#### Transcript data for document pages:
>>>

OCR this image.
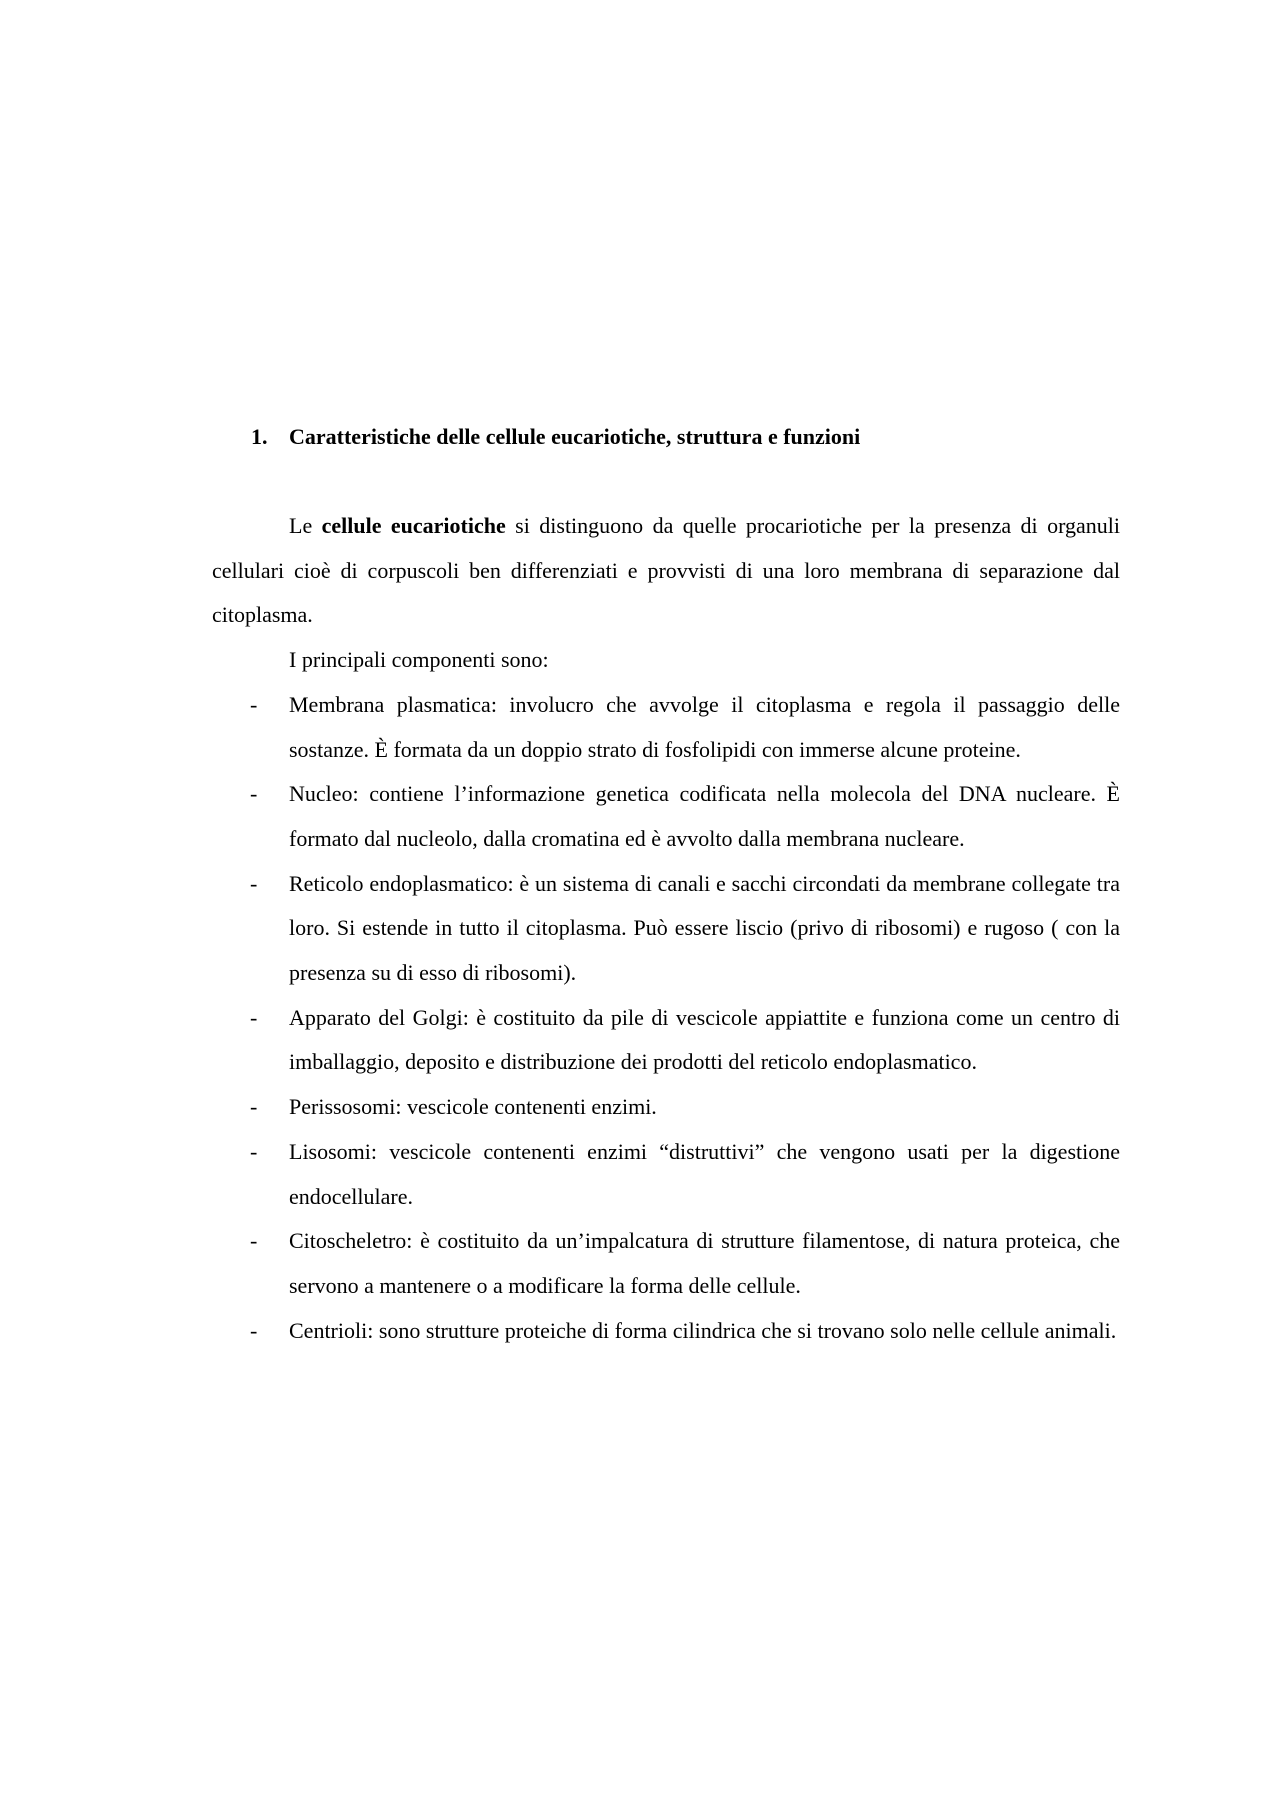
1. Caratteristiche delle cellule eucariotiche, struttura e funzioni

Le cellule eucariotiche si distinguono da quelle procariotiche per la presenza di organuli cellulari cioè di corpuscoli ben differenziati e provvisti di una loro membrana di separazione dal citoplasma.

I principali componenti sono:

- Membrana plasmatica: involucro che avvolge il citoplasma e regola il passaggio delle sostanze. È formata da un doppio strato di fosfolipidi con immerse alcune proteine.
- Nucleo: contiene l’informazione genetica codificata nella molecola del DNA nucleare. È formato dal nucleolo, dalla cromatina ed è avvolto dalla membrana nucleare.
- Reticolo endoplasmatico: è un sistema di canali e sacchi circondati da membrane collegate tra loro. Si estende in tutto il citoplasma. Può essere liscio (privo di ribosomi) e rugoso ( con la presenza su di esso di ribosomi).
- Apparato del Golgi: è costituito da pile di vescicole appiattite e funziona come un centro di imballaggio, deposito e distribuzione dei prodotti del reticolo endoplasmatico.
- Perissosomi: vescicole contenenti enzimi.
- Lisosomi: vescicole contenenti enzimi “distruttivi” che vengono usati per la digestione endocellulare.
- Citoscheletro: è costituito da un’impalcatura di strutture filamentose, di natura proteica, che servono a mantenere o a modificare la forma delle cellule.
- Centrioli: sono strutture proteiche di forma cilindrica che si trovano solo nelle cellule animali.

<<<

#### Problem description:
Return the entries above in full and unchanged, omitting every image.

#### Answer to this problem:
OCR this image.
1. Caratteristiche delle cellule eucariotiche, struttura e funzioni

Le cellule eucariotiche si distinguono da quelle procariotiche per la presenza di organuli cellulari cioè di corpuscoli ben differenziati e provvisti di una loro membrana di separazione dal citoplasma.

I principali componenti sono:

- Membrana plasmatica: involucro che avvolge il citoplasma e regola il passaggio delle sostanze. È formata da un doppio strato di fosfolipidi con immerse alcune proteine.
- Nucleo: contiene l’informazione genetica codificata nella molecola del DNA nucleare. È formato dal nucleolo, dalla cromatina ed è avvolto dalla membrana nucleare.
- Reticolo endoplasmatico: è un sistema di canali e sacchi circondati da membrane collegate tra loro. Si estende in tutto il citoplasma. Può essere liscio (privo di ribosomi) e rugoso ( con la presenza su di esso di ribosomi).
- Apparato del Golgi: è costituito da pile di vescicole appiattite e funziona come un centro di imballaggio, deposito e distribuzione dei prodotti del reticolo endoplasmatico.
- Perissosomi: vescicole contenenti enzimi.
- Lisosomi: vescicole contenenti enzimi “distruttivi” che vengono usati per la digestione endocellulare.
- Citoscheletro: è costituito da un’impalcatura di strutture filamentose, di natura proteica, che servono a mantenere o a modificare la forma delle cellule.
- Centrioli: sono strutture proteiche di forma cilindrica che si trovano solo nelle cellule animali.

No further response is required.